**SHORT TASK**. Quote each record exactly, please, leaving none out.

----- EXERCISE INPUT

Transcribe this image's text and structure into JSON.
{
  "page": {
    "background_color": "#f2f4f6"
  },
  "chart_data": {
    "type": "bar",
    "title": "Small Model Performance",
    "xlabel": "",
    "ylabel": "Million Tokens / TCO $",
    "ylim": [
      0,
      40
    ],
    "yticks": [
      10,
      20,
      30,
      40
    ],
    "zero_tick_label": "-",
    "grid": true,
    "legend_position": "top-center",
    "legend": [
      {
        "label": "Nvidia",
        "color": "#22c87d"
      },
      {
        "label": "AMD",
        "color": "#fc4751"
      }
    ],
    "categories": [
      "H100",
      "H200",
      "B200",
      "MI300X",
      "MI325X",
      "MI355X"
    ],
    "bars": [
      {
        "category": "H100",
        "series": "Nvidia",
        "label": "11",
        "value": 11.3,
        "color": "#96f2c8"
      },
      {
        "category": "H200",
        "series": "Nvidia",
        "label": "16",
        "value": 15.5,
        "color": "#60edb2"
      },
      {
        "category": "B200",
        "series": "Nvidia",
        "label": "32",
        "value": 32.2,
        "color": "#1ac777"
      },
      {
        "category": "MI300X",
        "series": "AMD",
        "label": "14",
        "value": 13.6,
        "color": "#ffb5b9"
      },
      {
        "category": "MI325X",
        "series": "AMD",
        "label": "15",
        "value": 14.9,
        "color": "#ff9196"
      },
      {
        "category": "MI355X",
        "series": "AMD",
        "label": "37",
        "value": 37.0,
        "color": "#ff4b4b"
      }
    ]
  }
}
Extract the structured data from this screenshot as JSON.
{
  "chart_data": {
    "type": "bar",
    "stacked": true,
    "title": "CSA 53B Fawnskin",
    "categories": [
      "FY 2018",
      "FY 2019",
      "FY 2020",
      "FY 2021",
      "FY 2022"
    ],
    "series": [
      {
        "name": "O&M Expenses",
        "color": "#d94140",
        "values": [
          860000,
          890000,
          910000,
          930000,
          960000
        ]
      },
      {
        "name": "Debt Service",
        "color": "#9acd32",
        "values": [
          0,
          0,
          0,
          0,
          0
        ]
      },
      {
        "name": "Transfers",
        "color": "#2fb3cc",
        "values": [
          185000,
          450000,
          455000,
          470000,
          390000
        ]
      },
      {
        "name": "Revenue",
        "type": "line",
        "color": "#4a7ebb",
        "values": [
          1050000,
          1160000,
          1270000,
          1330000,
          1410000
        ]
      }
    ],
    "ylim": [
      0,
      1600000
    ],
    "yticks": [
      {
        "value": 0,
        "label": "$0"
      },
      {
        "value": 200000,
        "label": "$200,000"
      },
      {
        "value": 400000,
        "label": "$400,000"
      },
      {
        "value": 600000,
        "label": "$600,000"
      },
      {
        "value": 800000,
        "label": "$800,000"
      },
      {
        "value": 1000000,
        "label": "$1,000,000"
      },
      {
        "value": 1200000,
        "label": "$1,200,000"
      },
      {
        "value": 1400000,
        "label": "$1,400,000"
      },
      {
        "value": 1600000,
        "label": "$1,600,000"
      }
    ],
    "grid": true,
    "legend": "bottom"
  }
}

----------

**TASK OUTPUT**.
Transcribe this image's text and structure into JSON.
{
  "page": {
    "background_color": "#f2f4f6"
  },
  "chart_data": {
    "type": "bar",
    "title": "Small Model Performance",
    "xlabel": "",
    "ylabel": "Million Tokens / TCO $",
    "ylim": [
      0,
      40
    ],
    "yticks": [
      10,
      20,
      30,
      40
    ],
    "zero_tick_label": "-",
    "grid": true,
    "legend_position": "top-center",
    "legend": [
      {
        "label": "Nvidia",
        "color": "#22c87d"
      },
      {
        "label": "AMD",
        "color": "#fc4751"
      }
    ],
    "categories": [
      "H100",
      "H200",
      "B200",
      "MI300X",
      "MI325X",
      "MI355X"
    ],
    "bars": [
      {
        "category": "H100",
        "series": "Nvidia",
        "label": "11",
        "value": 11.3,
        "color": "#96f2c8"
      },
      {
        "category": "H200",
        "series": "Nvidia",
        "label": "16",
        "value": 15.5,
        "color": "#60edb2"
      },
      {
        "category": "B200",
        "series": "Nvidia",
        "label": "32",
        "value": 32.2,
        "color": "#1ac777"
      },
      {
        "category": "MI300X",
        "series": "AMD",
        "label": "14",
        "value": 13.6,
        "color": "#ffb5b9"
      },
      {
        "category": "MI325X",
        "series": "AMD",
        "label": "15",
        "value": 14.9,
        "color": "#ff9196"
      },
      {
        "category": "MI355X",
        "series": "AMD",
        "label": "37",
        "value": 37.0,
        "color": "#ff4b4b"
      }
    ]
  }
}
Extract the structured data from this screenshot as JSON.
{
  "chart_data": {
    "type": "bar",
    "stacked": true,
    "title": "CSA 53B Fawnskin",
    "categories": [
      "FY 2018",
      "FY 2019",
      "FY 2020",
      "FY 2021",
      "FY 2022"
    ],
    "series": [
      {
        "name": "O&M Expenses",
        "color": "#d94140",
        "values": [
          860000,
          890000,
          910000,
          930000,
          960000
        ]
      },
      {
        "name": "Debt Service",
        "color": "#9acd32",
        "values": [
          0,
          0,
          0,
          0,
          0
        ]
      },
      {
        "name": "Transfers",
        "color": "#2fb3cc",
        "values": [
          185000,
          450000,
          455000,
          470000,
          390000
        ]
      },
      {
        "name": "Revenue",
        "type": "line",
        "color": "#4a7ebb",
        "values": [
          1050000,
          1160000,
          1270000,
          1330000,
          1410000
        ]
      }
    ],
    "ylim": [
      0,
      1600000
    ],
    "yticks": [
      {
        "value": 0,
        "label": "$0"
      },
      {
        "value": 200000,
        "label": "$200,000"
      },
      {
        "value": 400000,
        "label": "$400,000"
      },
      {
        "value": 600000,
        "label": "$600,000"
      },
      {
        "value": 800000,
        "label": "$800,000"
      },
      {
        "value": 1000000,
        "label": "$1,000,000"
      },
      {
        "value": 1200000,
        "label": "$1,200,000"
      },
      {
        "value": 1400000,
        "label": "$1,400,000"
      },
      {
        "value": 1600000,
        "label": "$1,600,000"
      }
    ],
    "grid": true,
    "legend": "bottom"
  }
}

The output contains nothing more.